Lines of data:
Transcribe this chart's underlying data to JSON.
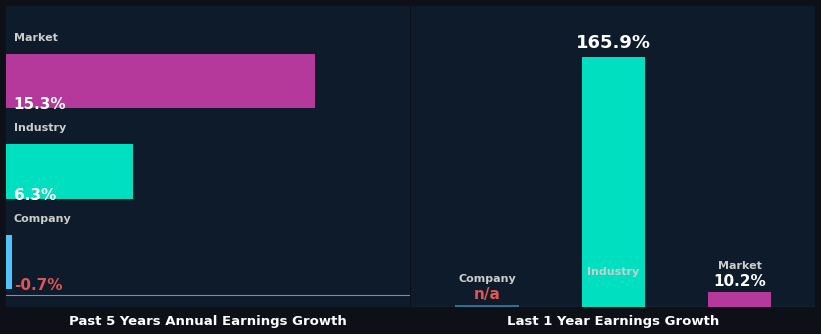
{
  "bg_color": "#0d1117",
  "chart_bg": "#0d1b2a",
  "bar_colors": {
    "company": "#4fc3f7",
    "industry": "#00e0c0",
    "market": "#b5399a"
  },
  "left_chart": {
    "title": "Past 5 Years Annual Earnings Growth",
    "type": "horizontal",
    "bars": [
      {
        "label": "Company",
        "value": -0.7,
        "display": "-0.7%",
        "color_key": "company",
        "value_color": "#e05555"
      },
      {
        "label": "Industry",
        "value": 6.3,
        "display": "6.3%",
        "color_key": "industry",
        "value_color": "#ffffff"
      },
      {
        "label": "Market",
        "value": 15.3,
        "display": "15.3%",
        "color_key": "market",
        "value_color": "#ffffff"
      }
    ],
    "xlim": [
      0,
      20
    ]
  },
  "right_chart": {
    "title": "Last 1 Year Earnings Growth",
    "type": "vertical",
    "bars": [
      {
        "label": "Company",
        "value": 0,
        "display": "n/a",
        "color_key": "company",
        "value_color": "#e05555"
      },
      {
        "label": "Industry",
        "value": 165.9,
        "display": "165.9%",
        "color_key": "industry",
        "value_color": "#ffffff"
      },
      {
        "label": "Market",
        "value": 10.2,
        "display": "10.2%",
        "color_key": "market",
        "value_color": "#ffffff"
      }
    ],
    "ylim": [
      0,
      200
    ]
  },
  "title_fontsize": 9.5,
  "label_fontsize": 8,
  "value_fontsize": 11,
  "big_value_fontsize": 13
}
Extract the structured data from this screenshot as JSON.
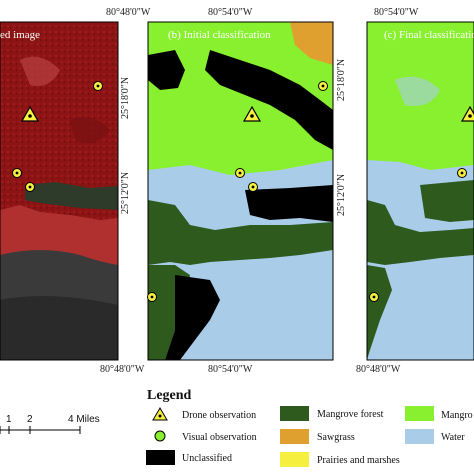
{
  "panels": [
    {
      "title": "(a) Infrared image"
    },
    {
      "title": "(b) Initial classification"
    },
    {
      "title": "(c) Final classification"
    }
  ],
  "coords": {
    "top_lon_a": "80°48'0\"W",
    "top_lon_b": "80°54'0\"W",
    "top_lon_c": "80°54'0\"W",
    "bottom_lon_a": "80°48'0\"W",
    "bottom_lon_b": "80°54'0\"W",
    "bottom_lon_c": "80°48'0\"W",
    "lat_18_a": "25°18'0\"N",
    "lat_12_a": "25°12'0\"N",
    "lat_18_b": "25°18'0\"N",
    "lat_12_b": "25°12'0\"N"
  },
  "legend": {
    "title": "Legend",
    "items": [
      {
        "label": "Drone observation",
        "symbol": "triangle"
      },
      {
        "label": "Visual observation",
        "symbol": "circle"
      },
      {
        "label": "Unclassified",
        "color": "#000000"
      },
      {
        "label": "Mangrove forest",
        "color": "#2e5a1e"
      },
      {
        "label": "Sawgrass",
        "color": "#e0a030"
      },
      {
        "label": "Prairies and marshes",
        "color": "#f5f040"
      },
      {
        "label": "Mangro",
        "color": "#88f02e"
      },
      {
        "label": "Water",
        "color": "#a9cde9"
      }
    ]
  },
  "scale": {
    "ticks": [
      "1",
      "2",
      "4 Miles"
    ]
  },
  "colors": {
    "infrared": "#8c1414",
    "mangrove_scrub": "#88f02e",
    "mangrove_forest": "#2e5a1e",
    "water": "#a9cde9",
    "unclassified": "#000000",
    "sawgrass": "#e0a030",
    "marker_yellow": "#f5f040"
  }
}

--

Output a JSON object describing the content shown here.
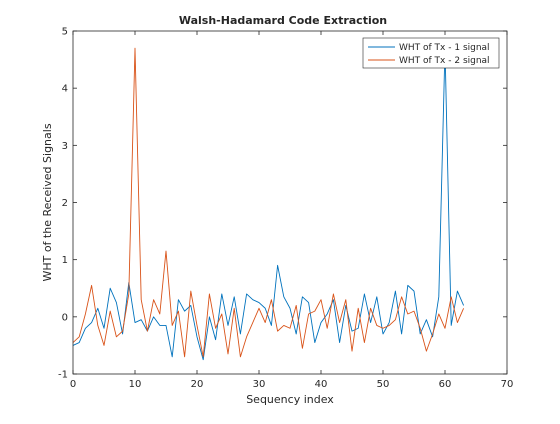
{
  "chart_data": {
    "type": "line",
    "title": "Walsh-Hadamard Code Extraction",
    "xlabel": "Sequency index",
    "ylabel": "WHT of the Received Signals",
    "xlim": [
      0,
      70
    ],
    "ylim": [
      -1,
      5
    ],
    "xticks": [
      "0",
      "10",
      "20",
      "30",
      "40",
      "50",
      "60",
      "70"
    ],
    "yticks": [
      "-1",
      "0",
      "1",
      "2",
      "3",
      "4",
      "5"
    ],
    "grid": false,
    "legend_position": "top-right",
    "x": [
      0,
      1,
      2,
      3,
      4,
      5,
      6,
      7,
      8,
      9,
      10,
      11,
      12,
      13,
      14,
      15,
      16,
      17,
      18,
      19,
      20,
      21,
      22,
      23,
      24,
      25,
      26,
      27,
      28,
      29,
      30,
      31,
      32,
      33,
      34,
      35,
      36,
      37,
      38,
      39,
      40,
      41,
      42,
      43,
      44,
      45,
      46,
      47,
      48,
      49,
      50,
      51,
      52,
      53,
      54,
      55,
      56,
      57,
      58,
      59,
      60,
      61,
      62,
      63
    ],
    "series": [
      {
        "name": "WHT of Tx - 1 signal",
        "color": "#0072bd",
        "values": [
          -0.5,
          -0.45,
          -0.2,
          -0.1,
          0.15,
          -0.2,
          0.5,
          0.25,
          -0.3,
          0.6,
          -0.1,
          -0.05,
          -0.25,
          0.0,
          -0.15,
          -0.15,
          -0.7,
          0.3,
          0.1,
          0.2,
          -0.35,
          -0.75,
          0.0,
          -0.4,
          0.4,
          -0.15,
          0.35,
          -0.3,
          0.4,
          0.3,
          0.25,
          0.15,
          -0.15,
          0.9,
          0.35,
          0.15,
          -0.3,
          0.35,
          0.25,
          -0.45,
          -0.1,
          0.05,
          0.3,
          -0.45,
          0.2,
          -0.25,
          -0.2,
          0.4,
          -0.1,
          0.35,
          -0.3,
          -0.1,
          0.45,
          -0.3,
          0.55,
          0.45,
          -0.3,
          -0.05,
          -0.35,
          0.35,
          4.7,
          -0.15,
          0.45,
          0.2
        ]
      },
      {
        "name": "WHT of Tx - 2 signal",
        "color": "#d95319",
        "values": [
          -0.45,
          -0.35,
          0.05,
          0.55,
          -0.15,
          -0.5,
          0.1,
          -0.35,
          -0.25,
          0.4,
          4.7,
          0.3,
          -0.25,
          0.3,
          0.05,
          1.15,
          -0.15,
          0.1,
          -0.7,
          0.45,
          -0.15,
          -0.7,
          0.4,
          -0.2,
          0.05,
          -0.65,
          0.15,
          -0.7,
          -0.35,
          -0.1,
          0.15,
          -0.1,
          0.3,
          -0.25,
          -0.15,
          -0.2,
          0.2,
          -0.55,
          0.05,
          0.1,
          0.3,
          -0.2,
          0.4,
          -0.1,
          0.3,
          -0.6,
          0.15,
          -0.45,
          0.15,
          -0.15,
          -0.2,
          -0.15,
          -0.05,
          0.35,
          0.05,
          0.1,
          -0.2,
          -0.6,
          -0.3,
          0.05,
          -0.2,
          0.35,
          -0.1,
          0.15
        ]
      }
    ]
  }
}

GIVEN EXERCISE:
Among these entries, how many lines include the string "classification"? Reply with the number by itself.

RESPONSE BELOW:
2